= TO BE DONE =
Give the number of lines in this listing that contain the word "more", and nothing else.

= DATASET ENTRIES =
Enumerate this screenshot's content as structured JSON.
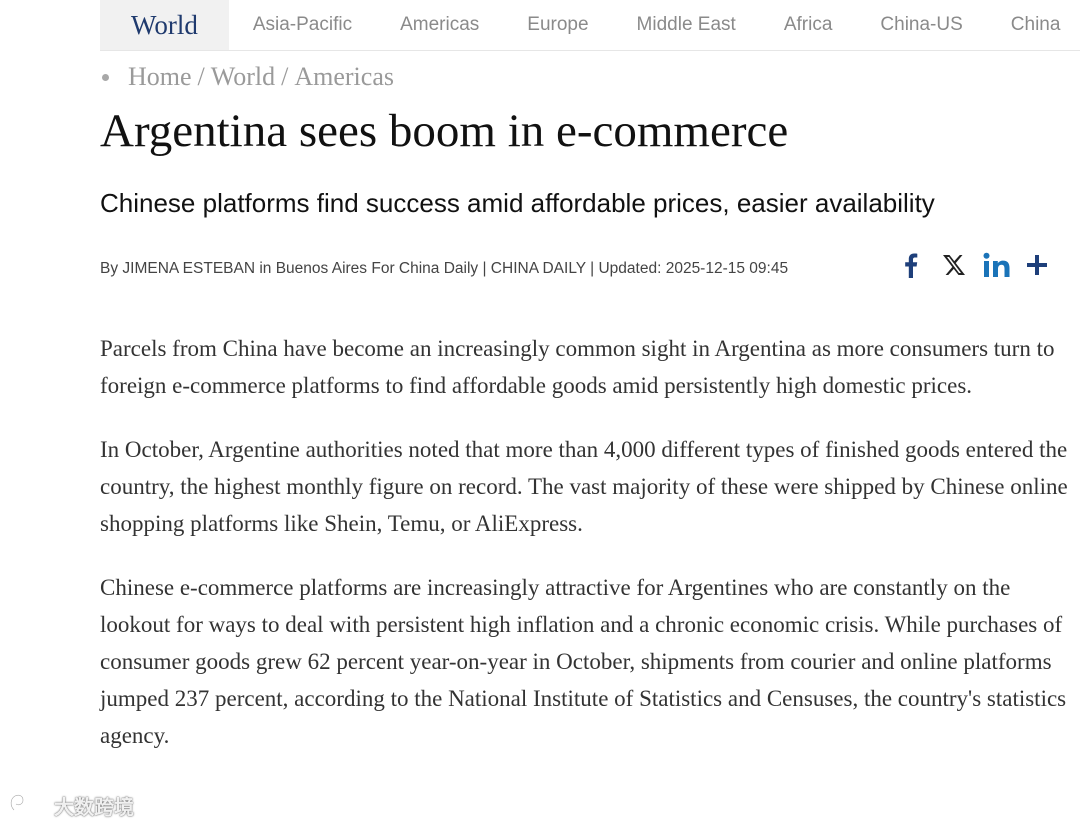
{
  "nav": {
    "items": [
      {
        "label": "World",
        "active": true
      },
      {
        "label": "Asia-Pacific",
        "active": false
      },
      {
        "label": "Americas",
        "active": false
      },
      {
        "label": "Europe",
        "active": false
      },
      {
        "label": "Middle East",
        "active": false
      },
      {
        "label": "Africa",
        "active": false
      },
      {
        "label": "China-US",
        "active": false
      },
      {
        "label": "China",
        "active": false
      }
    ]
  },
  "breadcrumb": {
    "items": [
      "Home",
      "World",
      "Americas"
    ],
    "separator": "/"
  },
  "article": {
    "title": "Argentina sees boom in e-commerce",
    "subtitle": "Chinese platforms find success amid affordable prices, easier availability",
    "byline": "By JIMENA ESTEBAN in Buenos Aires For China Daily | CHINA DAILY | Updated: 2025-12-15 09:45",
    "paragraphs": [
      "Parcels from China have become an increasingly common sight in Argentina as more consumers turn to foreign e-commerce platforms to find affordable goods amid persistently high domestic prices.",
      "In October, Argentine authorities noted that more than 4,000 different types of finished goods entered the country, the highest monthly figure on record. The vast majority of these were shipped by Chinese online shopping platforms like Shein, Temu, or AliExpress.",
      "Chinese e-commerce platforms are increasingly attractive for Argentines who are constantly on the lookout for ways to deal with persistent high inflation and a chronic economic crisis. While purchases of consumer goods grew 62 percent year-on-year in October, shipments from courier and online platforms jumped 237 percent, according to the National Institute of Statistics and Censuses, the country's statistics agency."
    ]
  },
  "share": {
    "icons": [
      "facebook-icon",
      "x-icon",
      "linkedin-icon",
      "plus-icon"
    ],
    "colors": {
      "facebook": "#1e3f7a",
      "x": "#222222",
      "linkedin": "#1a73b8",
      "plus": "#1e3f7a"
    }
  },
  "watermark": {
    "text": "大数跨境",
    "icon": "watermark-logo-icon"
  },
  "colors": {
    "accent": "#1f3a6e",
    "nav_active_bg": "#f1f1f1",
    "muted": "#9a9a9a",
    "body_text": "#333333"
  }
}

= RESULT OF THE TASK =
2